## START RECORD LIST
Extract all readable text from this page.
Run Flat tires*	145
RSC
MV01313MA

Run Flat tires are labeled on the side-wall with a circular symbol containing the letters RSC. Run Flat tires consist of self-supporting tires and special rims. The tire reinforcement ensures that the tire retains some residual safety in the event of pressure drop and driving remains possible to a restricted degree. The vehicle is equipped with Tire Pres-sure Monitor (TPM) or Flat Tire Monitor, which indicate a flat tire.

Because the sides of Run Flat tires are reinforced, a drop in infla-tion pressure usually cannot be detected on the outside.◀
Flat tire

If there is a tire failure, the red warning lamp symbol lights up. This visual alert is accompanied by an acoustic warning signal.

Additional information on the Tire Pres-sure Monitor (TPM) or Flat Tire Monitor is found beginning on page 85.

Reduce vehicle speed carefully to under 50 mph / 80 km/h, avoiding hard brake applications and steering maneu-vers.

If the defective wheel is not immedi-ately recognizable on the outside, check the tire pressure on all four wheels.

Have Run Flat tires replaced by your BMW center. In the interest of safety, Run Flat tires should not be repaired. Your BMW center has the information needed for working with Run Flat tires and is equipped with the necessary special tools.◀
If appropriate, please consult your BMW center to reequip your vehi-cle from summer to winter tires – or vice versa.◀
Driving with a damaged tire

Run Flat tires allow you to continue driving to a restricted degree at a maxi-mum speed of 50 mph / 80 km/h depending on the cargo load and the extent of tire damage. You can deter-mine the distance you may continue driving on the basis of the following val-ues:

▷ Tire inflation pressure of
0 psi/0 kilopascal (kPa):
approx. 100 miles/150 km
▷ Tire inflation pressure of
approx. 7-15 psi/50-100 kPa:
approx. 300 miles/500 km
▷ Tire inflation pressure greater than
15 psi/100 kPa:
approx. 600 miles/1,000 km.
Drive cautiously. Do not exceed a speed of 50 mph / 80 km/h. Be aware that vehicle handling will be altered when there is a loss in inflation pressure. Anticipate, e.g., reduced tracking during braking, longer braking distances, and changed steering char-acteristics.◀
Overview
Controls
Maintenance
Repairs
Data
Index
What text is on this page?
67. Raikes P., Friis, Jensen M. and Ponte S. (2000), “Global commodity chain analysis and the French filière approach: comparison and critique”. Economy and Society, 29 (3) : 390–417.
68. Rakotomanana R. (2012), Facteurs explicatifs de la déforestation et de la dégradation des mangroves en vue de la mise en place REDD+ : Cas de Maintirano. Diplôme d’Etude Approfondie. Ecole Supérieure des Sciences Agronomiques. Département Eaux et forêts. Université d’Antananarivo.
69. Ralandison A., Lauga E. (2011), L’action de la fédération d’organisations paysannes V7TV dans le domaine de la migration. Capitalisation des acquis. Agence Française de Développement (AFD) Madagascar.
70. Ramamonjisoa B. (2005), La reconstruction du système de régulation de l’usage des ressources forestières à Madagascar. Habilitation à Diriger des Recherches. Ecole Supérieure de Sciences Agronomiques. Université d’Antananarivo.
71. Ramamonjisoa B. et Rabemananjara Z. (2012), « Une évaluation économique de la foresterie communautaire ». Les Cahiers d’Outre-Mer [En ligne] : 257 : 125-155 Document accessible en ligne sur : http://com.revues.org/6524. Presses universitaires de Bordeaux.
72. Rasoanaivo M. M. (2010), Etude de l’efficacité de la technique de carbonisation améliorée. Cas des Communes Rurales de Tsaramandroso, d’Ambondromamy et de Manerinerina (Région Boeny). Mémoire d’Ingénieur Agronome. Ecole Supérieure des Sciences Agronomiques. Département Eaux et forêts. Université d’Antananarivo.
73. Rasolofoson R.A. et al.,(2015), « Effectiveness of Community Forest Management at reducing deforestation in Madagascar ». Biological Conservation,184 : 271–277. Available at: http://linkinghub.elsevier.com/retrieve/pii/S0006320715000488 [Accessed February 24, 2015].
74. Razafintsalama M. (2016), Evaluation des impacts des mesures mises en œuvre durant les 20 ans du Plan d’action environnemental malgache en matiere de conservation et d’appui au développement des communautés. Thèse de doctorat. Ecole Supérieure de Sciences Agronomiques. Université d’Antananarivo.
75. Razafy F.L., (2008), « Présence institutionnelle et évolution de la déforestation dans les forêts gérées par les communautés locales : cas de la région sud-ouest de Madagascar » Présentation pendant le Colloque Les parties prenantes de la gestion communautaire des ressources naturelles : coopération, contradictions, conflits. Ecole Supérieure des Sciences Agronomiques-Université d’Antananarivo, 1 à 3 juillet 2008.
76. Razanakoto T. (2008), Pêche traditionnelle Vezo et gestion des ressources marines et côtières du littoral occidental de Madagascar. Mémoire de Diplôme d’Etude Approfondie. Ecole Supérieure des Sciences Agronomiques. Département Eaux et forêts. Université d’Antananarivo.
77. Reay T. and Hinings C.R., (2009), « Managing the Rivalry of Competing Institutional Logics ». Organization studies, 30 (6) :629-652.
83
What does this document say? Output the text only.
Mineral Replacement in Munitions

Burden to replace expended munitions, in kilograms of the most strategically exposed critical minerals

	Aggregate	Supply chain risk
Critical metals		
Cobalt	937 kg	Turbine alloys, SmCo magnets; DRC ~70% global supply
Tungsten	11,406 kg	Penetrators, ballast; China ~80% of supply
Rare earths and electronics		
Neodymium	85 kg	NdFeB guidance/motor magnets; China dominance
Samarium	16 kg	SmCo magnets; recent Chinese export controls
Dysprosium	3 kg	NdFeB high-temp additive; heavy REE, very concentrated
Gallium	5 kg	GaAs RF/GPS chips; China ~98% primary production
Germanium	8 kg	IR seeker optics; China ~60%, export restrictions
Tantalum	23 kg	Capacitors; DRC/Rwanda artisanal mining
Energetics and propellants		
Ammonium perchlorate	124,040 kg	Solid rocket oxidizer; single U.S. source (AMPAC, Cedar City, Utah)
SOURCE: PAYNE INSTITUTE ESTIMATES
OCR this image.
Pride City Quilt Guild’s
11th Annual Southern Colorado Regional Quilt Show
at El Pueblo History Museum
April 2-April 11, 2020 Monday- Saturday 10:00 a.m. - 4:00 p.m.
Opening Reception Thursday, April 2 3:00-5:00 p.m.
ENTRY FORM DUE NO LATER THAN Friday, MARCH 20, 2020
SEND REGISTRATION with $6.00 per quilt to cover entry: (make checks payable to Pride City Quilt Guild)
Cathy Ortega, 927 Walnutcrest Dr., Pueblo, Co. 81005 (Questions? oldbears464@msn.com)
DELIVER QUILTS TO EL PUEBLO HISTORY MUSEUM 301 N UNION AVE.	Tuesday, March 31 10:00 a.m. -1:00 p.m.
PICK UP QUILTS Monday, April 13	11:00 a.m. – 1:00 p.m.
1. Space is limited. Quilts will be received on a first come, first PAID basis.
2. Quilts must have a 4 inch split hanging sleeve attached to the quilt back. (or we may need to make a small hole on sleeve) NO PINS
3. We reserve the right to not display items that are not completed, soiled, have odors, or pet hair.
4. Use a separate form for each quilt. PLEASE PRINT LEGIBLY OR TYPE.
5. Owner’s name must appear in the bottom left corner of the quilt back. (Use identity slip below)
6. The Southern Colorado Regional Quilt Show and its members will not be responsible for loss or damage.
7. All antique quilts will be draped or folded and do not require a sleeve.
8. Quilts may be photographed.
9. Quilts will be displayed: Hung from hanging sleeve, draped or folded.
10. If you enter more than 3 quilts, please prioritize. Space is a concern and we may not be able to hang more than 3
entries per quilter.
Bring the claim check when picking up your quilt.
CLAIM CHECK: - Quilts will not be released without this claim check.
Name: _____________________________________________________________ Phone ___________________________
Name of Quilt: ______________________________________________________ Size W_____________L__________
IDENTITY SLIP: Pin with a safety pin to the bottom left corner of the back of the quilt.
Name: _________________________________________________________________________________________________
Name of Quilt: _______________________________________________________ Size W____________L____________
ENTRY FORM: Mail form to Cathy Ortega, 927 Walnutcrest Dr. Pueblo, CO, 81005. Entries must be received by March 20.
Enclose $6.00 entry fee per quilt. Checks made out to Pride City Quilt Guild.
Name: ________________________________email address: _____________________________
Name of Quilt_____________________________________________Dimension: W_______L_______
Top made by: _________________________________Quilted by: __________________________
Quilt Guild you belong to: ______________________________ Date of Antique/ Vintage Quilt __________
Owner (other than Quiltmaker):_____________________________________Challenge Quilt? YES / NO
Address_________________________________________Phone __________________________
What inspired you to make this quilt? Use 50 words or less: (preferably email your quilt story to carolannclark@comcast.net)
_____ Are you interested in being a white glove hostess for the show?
## END RECORD LIST
Check each line above for the string "left", then copy the ones that have it.

OUTPUT BELOW ▸
5. Owner’s name must appear in the bottom left corner of the quilt back. (Use identity slip below)
IDENTITY SLIP: Pin with a safety pin to the bottom left corner of the back of the quilt.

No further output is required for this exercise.